• _Written exercise_
Repeat the material below word for word and leave out all pictures.

• _Records for processing_
— BEGIN —

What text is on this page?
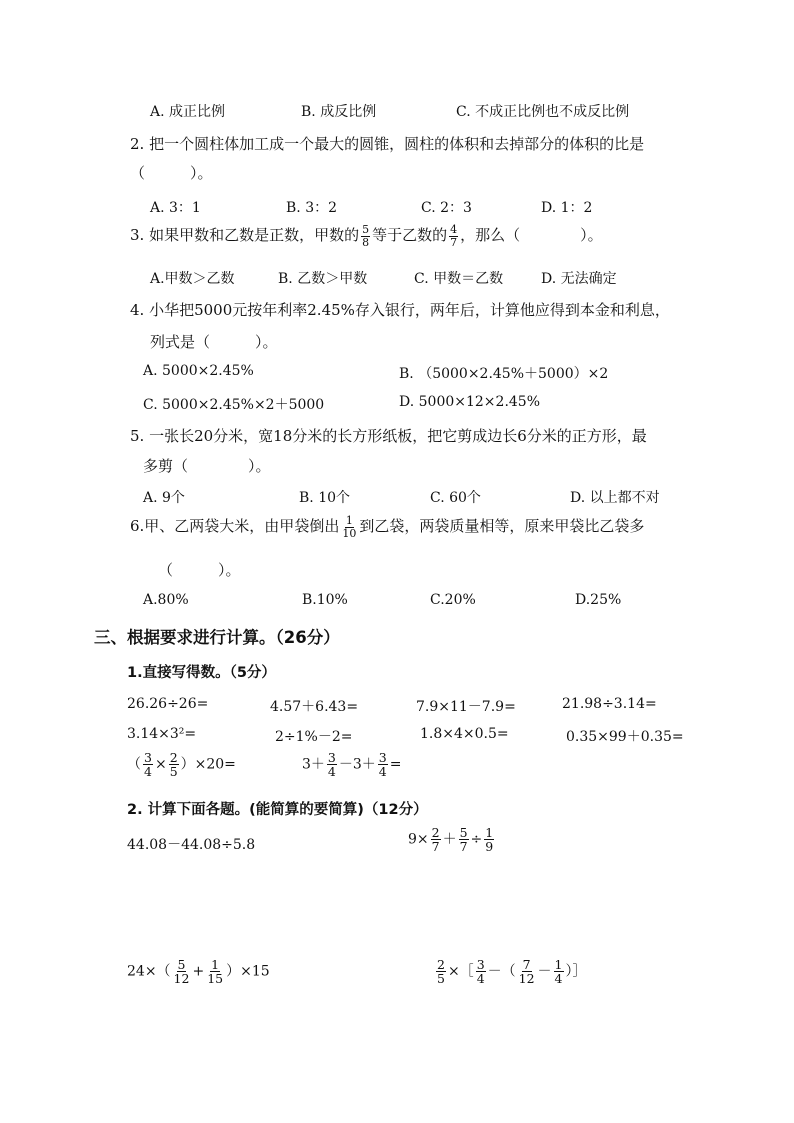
A. 成正比例	B. 成反比例	C. 不成正比例也不成反比例
2. 把一个圆柱体加工成一个最大的圆锥，圆柱的体积和去掉部分的体积的比是
（　　　）。
A. 3：1	B. 3：2	C. 2：3	D. 1：2
3. 如果甲数和乙数是正数，甲数的 $\frac{5}{8}$ 等于乙数的 $\frac{4}{7}$ ，那么（　　　　）。
A.甲数＞乙数	B. 乙数＞甲数	C. 甲数＝乙数	D. 无法确定
4. 小华把5000元按年利率2.45%存入银行，两年后，计算他应得到本金和利息，
列式是（　　　）。
A. 5000×2.45%	B. （5000×2.45%＋5000）×2
C. 5000×2.45%×2＋5000	D. 5000×12×2.45%
5. 一张长20分米，宽18分米的长方形纸板，把它剪成边长6分米的正方形，最
多剪（　　　　）。
A. 9个	B. 10个	C. 60个	D. 以上都不对
6.甲、乙两袋大米，由甲袋倒出 $\frac{1}{10}$ 到乙袋，两袋质量相等，原来甲袋比乙袋多
（　　　）。
A.80%	B.10%	C.20%	D.25%
三、根据要求进行计算。（26分）
1.直接写得数。（5分）
26.26÷26=	4.57＋6.43=	7.9×11－7.9=	21.98÷3.14=
3.14×3²=	2÷1%－2=	1.8×4×0.5=	0.35×99＋0.35=
（ $\frac{3}{4} \times \frac{2}{5} )\times 20=$	$3+ \frac{3}{4} -3+ \frac{3}{4}$ =
2. 计算下面各题。(能简算的要简算)（12分）
44.08－44.08÷5.8	$9\times \frac{2}{7} + \frac{5}{7} \div \frac{1}{9}$
$24\times( \frac{5}{12} + \frac{1}{15} )\times 15$	$\frac{2}{5}$ ×［ $\frac{3}{4}$ －（ $\frac{7}{12} - \frac{1}{4}$ ）］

— END —

• _Exercise output_
What text is on this page?
A. 成正比例	B. 成反比例	C. 不成正比例也不成反比例
2. 把一个圆柱体加工成一个最大的圆锥，圆柱的体积和去掉部分的体积的比是
（　　　）。
A. 3：1	B. 3：2	C. 2：3	D. 1：2
3. 如果甲数和乙数是正数，甲数的 $\frac{5}{8}$ 等于乙数的 $\frac{4}{7}$ ，那么（　　　　）。
A.甲数＞乙数	B. 乙数＞甲数	C. 甲数＝乙数	D. 无法确定
4. 小华把5000元按年利率2.45%存入银行，两年后，计算他应得到本金和利息，
列式是（　　　）。
A. 5000×2.45%	B. （5000×2.45%＋5000）×2
C. 5000×2.45%×2＋5000	D. 5000×12×2.45%
5. 一张长20分米，宽18分米的长方形纸板，把它剪成边长6分米的正方形，最
多剪（　　　　）。
A. 9个	B. 10个	C. 60个	D. 以上都不对
6.甲、乙两袋大米，由甲袋倒出 $\frac{1}{10}$ 到乙袋，两袋质量相等，原来甲袋比乙袋多
（　　　）。
A.80%	B.10%	C.20%	D.25%
三、根据要求进行计算。（26分）
1.直接写得数。（5分）
26.26÷26=	4.57＋6.43=	7.9×11－7.9=	21.98÷3.14=
3.14×3²=	2÷1%－2=	1.8×4×0.5=	0.35×99＋0.35=
（ $\frac{3}{4} \times \frac{2}{5} )\times 20=$	$3+ \frac{3}{4} -3+ \frac{3}{4}$ =
2. 计算下面各题。(能简算的要简算)（12分）
44.08－44.08÷5.8	$9\times \frac{2}{7} + \frac{5}{7} \div \frac{1}{9}$
$24\times( \frac{5}{12} + \frac{1}{15} )\times 15$	$\frac{2}{5}$ ×［ $\frac{3}{4}$ －（ $\frac{7}{12} - \frac{1}{4}$ ）］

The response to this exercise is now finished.